Exercise directions: All lines holding the string "Anderson" are to be shown.

The data:

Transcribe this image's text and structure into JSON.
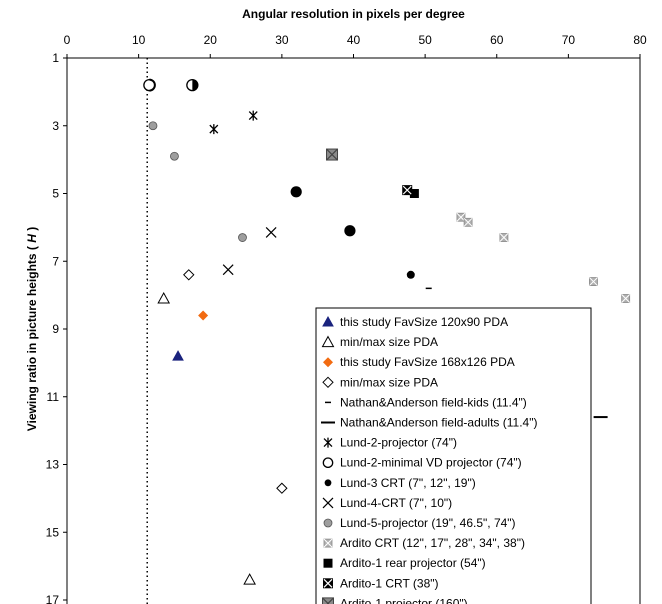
{
  "chart_data": {
    "type": "scatter",
    "xlabel": "Angular resolution in pixels per degree",
    "ylabel": "Viewing ratio in picture heights (",
    "ylabel_italic": "H",
    "ylabel_end": ")",
    "xlim": [
      0,
      80
    ],
    "ylim": [
      1,
      17
    ],
    "x_ticks": [
      0,
      10,
      20,
      30,
      40,
      50,
      60,
      70,
      80
    ],
    "y_ticks": [
      1,
      3,
      5,
      7,
      9,
      11,
      13,
      15,
      17
    ],
    "x_axis_position": "top",
    "y_axis_reversed": true,
    "grid": false,
    "reference_line": {
      "x": 11.2,
      "style": "dotted"
    },
    "legend_position": "bottom-right",
    "series": [
      {
        "name": "this study FavSize 120x90 PDA",
        "marker": "filled-triangle",
        "color": "#1a237e",
        "points": [
          [
            15.5,
            9.8
          ]
        ]
      },
      {
        "name": "min/max size PDA",
        "marker": "open-triangle",
        "color": "#000000",
        "points": [
          [
            13.5,
            8.1
          ],
          [
            25.5,
            16.4
          ]
        ]
      },
      {
        "name": "this study FavSize 168x126 PDA",
        "marker": "filled-diamond",
        "color": "#f26b11",
        "points": [
          [
            19.0,
            8.6
          ]
        ]
      },
      {
        "name": "min/max size PDA",
        "marker": "open-diamond",
        "color": "#000000",
        "points": [
          [
            17.0,
            7.4
          ],
          [
            30.0,
            13.7
          ]
        ]
      },
      {
        "name": "Nathan&Anderson field-kids (11.4\")",
        "marker": "short-dash",
        "color": "#000000",
        "points": [
          [
            50.5,
            7.8
          ]
        ]
      },
      {
        "name": "Nathan&Anderson field-adults  (11.4\")",
        "marker": "long-dash",
        "color": "#000000",
        "points": [
          [
            74.5,
            11.6
          ]
        ]
      },
      {
        "name": "Lund-2-projector (74\")",
        "marker": "asterisk",
        "color": "#000000",
        "points": [
          [
            20.5,
            3.1
          ],
          [
            26.0,
            2.7
          ]
        ]
      },
      {
        "name": "Lund-2-minimal VD projector (74\")",
        "marker": "open-circle",
        "color": "#000000",
        "points": [
          [
            11.5,
            1.8
          ],
          [
            17.5,
            1.8
          ]
        ]
      },
      {
        "name": "Lund-3 CRT (7\", 12\", 19\")",
        "marker": "filled-circle",
        "color": "#000000",
        "points": [
          [
            32.0,
            4.95
          ],
          [
            39.5,
            6.1
          ],
          [
            48.0,
            7.4
          ]
        ]
      },
      {
        "name": "Lund-4-CRT (7\", 10\")",
        "marker": "x-cross",
        "color": "#000000",
        "points": [
          [
            22.5,
            7.25
          ],
          [
            28.5,
            6.15
          ]
        ]
      },
      {
        "name": "Lund-5-projector (19\", 46.5\", 74\")",
        "marker": "gray-circle",
        "color": "#9e9e9e",
        "points": [
          [
            12.0,
            3.0
          ],
          [
            15.0,
            3.9
          ],
          [
            24.5,
            6.3
          ]
        ]
      },
      {
        "name": "Ardito CRT (12\", 17\", 28\", 34\", 38\")",
        "marker": "gray-square-x",
        "color": "#a0a0a0",
        "points": [
          [
            55.0,
            5.7
          ],
          [
            56.0,
            5.85
          ],
          [
            61.0,
            6.3
          ],
          [
            73.5,
            7.6
          ],
          [
            78.0,
            8.1
          ]
        ]
      },
      {
        "name": "Ardito-1 rear projector (54\")",
        "marker": "filled-square",
        "color": "#000000",
        "points": [
          [
            48.5,
            5.0
          ]
        ]
      },
      {
        "name": "Ardito-1 CRT (38\")",
        "marker": "black-square-x",
        "color": "#000000",
        "points": [
          [
            47.5,
            4.9
          ]
        ]
      },
      {
        "name": "Ardito-1 projector (160\")",
        "marker": "dark-gray-square-x",
        "color": "#6e6e6e",
        "points": [
          [
            37.0,
            3.85
          ]
        ]
      }
    ]
  }
}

Written response:
        "name": "Nathan&Anderson field-kids (11.4\")",
        "name": "Nathan&Anderson field-adults  (11.4\")",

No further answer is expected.